> Listed records:
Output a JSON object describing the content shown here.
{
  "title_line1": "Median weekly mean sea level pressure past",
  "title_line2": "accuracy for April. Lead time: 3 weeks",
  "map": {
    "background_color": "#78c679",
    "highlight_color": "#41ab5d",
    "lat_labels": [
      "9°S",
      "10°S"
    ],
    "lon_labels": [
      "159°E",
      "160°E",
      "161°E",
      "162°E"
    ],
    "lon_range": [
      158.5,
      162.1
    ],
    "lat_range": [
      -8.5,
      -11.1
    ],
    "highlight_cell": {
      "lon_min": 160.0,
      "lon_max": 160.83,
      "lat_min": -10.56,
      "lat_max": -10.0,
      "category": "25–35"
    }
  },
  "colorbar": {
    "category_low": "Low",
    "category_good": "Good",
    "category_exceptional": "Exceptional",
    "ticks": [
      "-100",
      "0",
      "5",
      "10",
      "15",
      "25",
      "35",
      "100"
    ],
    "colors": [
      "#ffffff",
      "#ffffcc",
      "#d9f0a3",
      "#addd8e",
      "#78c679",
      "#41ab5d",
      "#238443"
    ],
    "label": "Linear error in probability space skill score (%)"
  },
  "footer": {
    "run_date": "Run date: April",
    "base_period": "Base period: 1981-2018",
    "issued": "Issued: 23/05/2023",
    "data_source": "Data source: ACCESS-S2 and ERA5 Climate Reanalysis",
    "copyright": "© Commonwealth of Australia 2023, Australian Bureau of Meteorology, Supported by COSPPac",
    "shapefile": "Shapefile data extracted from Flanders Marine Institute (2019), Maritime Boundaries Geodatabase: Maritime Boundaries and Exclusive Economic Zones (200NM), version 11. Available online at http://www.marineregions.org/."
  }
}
--
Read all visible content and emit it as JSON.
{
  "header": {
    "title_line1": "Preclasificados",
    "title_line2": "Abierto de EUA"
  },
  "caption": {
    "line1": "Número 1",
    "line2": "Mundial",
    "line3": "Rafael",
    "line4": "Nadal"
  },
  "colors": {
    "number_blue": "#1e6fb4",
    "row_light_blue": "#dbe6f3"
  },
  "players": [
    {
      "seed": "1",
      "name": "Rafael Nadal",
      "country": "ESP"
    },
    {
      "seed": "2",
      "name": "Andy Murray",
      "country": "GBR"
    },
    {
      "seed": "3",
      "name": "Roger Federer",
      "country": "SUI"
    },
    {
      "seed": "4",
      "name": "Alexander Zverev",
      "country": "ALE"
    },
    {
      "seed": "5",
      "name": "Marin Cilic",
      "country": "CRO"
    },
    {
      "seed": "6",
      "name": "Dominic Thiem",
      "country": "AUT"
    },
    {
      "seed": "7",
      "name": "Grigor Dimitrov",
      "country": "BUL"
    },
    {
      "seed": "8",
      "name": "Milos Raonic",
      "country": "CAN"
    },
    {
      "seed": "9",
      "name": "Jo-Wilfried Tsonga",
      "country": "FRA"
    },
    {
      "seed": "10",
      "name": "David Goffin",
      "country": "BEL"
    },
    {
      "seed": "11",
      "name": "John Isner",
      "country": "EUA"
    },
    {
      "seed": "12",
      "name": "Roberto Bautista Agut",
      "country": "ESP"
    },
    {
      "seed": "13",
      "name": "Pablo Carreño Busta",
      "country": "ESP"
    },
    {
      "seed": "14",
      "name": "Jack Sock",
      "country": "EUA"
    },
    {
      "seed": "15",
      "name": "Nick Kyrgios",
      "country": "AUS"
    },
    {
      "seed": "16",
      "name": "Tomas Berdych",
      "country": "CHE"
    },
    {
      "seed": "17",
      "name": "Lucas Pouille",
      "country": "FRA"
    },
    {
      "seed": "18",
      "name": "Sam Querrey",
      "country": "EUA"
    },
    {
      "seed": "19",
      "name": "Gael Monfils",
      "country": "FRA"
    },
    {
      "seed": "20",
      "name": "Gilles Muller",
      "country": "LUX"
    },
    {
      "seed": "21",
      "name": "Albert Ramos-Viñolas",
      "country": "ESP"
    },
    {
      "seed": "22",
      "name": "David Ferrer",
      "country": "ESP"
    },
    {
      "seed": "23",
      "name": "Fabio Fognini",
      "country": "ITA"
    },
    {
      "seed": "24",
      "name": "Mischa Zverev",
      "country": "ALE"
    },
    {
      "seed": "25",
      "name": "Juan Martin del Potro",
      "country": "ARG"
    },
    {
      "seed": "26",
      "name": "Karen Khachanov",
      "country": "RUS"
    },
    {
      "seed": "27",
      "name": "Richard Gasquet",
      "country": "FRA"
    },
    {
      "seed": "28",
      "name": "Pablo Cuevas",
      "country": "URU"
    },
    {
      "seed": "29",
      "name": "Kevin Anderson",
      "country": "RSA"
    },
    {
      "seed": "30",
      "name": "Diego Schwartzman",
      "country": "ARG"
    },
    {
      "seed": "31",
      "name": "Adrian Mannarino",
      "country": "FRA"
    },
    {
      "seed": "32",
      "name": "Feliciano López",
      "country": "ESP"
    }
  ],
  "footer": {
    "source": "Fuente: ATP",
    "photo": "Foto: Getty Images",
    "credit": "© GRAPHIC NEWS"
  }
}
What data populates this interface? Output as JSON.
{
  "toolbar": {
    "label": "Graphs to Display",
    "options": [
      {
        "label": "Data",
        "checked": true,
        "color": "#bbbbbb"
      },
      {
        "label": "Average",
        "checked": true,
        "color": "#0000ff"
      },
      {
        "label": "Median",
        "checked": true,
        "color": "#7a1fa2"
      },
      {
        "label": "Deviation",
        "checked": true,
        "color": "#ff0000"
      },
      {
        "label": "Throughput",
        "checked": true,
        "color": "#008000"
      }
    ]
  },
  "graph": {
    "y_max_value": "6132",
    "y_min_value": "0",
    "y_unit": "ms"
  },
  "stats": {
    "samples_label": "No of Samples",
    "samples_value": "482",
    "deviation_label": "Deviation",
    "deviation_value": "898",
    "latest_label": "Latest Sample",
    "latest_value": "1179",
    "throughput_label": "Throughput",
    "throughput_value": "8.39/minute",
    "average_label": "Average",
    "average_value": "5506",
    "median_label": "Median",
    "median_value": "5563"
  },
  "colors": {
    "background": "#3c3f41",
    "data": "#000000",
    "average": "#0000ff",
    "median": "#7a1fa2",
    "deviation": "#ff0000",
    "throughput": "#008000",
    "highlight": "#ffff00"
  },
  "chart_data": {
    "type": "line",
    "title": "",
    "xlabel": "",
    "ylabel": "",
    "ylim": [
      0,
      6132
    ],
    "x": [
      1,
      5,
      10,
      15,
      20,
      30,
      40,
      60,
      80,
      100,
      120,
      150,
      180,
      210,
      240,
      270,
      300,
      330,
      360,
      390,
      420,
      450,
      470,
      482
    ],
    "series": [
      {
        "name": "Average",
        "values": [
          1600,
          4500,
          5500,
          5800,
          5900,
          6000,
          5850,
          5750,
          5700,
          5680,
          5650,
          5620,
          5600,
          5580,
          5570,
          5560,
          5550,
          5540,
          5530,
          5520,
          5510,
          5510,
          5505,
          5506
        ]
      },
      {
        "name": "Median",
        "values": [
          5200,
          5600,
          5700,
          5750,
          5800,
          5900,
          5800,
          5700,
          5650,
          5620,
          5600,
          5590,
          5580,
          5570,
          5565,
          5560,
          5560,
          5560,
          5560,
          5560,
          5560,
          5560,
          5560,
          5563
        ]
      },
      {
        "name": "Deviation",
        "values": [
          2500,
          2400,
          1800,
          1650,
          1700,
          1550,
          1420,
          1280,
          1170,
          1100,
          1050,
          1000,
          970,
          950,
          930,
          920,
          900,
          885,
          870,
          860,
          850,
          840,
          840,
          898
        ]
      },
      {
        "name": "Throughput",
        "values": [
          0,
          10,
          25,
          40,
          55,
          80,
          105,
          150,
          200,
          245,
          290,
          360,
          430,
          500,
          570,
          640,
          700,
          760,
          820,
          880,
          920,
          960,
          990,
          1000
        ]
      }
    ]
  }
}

> Exercise instructions: State the count of lines holding the string "David" in the listing above, and nothing else.

> Task response: 2